## What the task asks
Identify and reproduce every line holding the string "MALATTIE".
--- begin Items ---
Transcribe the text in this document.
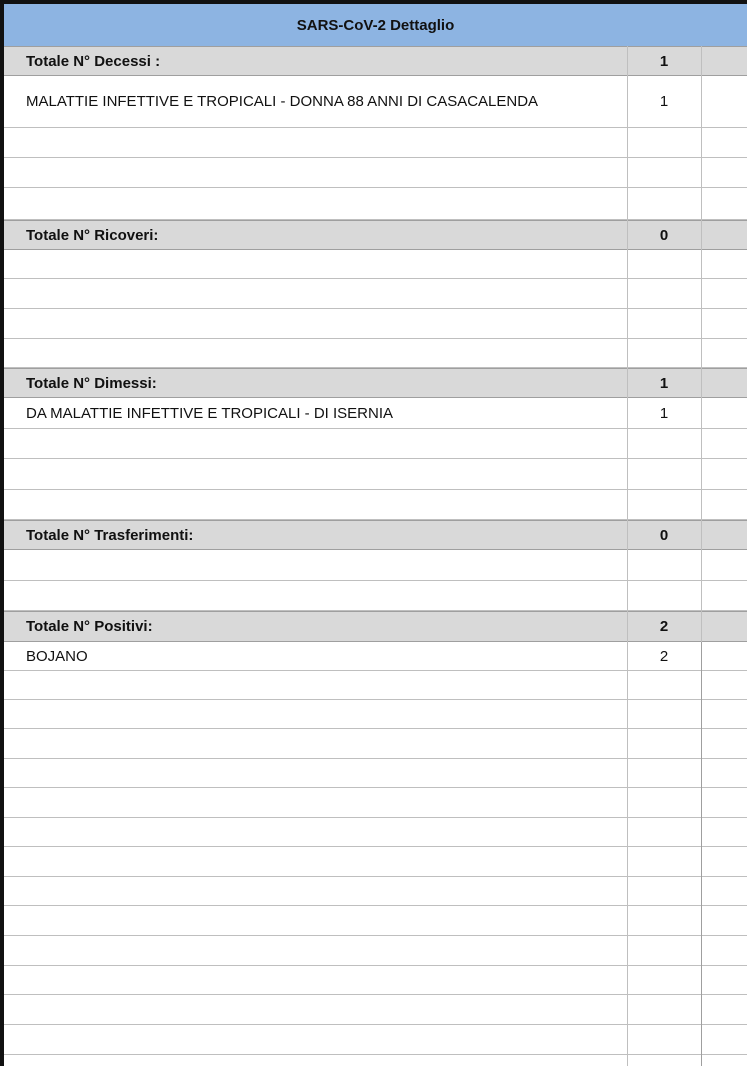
SARS-CoV-2 Dettaglio
Totale N° Decessi :	1
MALATTIE INFETTIVE E TROPICALI - DONNA 88 ANNI DI CASACALENDA	1
Totale N° Ricoveri:	0
Totale N° Dimessi:	1
DA MALATTIE INFETTIVE E TROPICALI - DI ISERNIA	1
Totale N° Trasferimenti:	0
Totale N° Positivi:	2
BOJANO	2
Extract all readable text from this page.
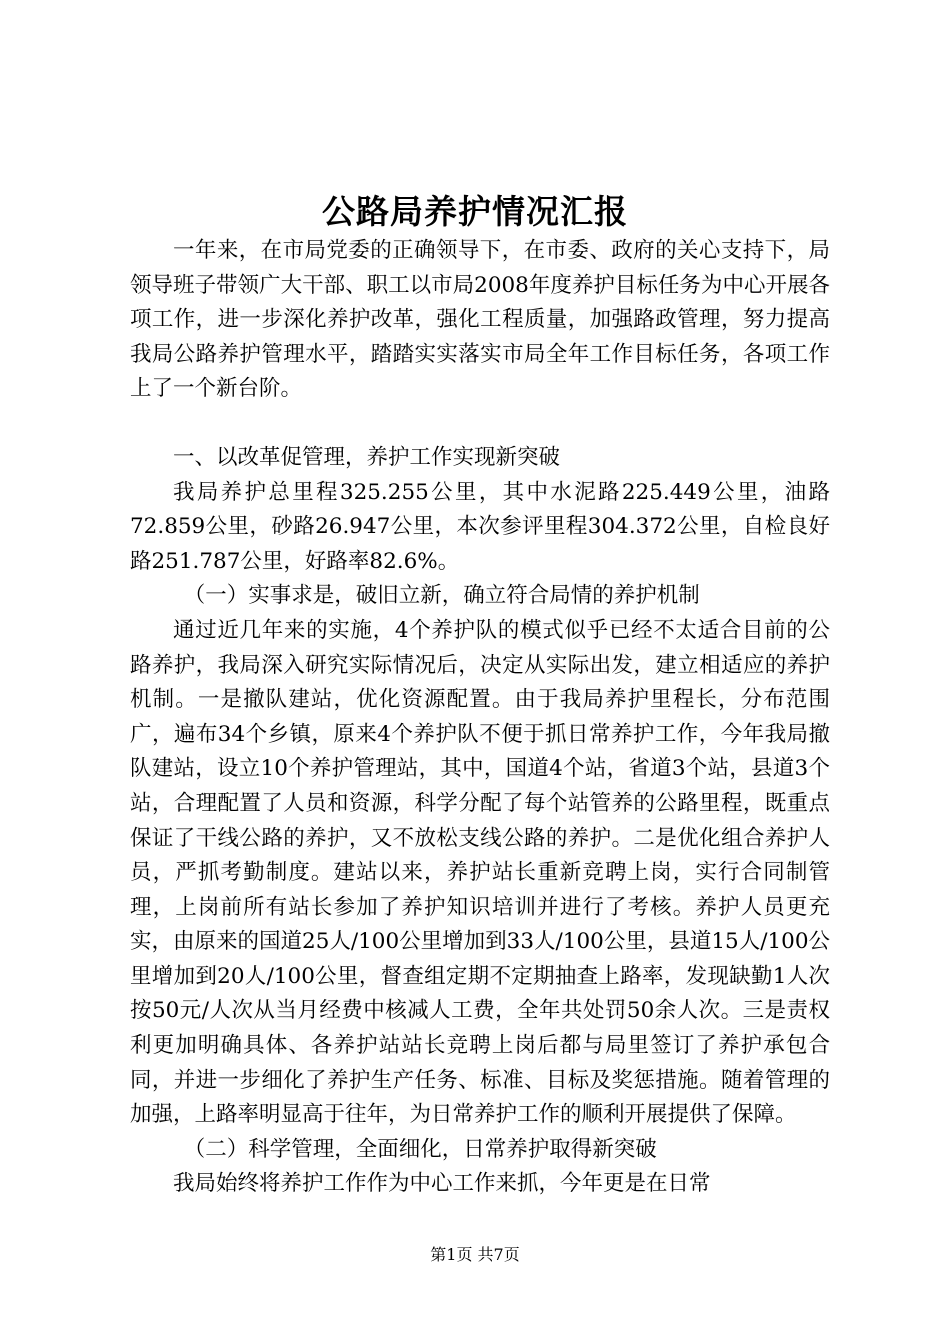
公路局养护情况汇报

一年来，在市局党委的正确领导下，在市委、政府的关心支持下，局领导班子带领广大干部、职工以市局2008年度养护目标任务为中心开展各项工作，进一步深化养护改革，强化工程质量，加强路政管理，努力提高我局公路养护管理水平，踏踏实实落实市局全年工作目标任务，各项工作上了一个新台阶。

一、以改革促管理，养护工作实现新突破

我局养护总里程325.255公里，其中水泥路225.449公里，油路72.859公里，砂路26.947公里，本次参评里程304.372公里，自检良好路251.787公里，好路率82.6%。

（一）实事求是，破旧立新，确立符合局情的养护机制

通过近几年来的实施，4个养护队的模式似乎已经不太适合目前的公路养护，我局深入研究实际情况后，决定从实际出发，建立相适应的养护机制。一是撤队建站，优化资源配置。由于我局养护里程长，分布范围广，遍布34个乡镇，原来4个养护队不便于抓日常养护工作，今年我局撤队建站，设立10个养护管理站，其中，国道4个站，省道3个站，县道3个站，合理配置了人员和资源，科学分配了每个站管养的公路里程，既重点保证了干线公路的养护，又不放松支线公路的养护。二是优化组合养护人员，严抓考勤制度。建站以来，养护站长重新竞聘上岗，实行合同制管理，上岗前所有站长参加了养护知识培训并进行了考核。养护人员更充实，由原来的国道25人/100公里增加到33人/100公里，县道15人/100公里增加到20人/100公里，督查组定期不定期抽查上路率，发现缺勤1人次按50元/人次从当月经费中核减人工费，全年共处罚50余人次。三是责权利更加明确具体、各养护站站长竞聘上岗后都与局里签订了养护承包合同，并进一步细化了养护生产任务、标准、目标及奖惩措施。随着管理的加强，上路率明显高于往年，为日常养护工作的顺利开展提供了保障。

（二）科学管理，全面细化，日常养护取得新突破

我局始终将养护工作作为中心工作来抓，今年更是在日常

第1页 共7页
--- end Items ---
## Task answer
MALATTIE INFETTIVE E TROPICALI - DONNA 88 ANNI DI CASACALENDA	1
DA MALATTIE INFETTIVE E TROPICALI - DI ISERNIA	1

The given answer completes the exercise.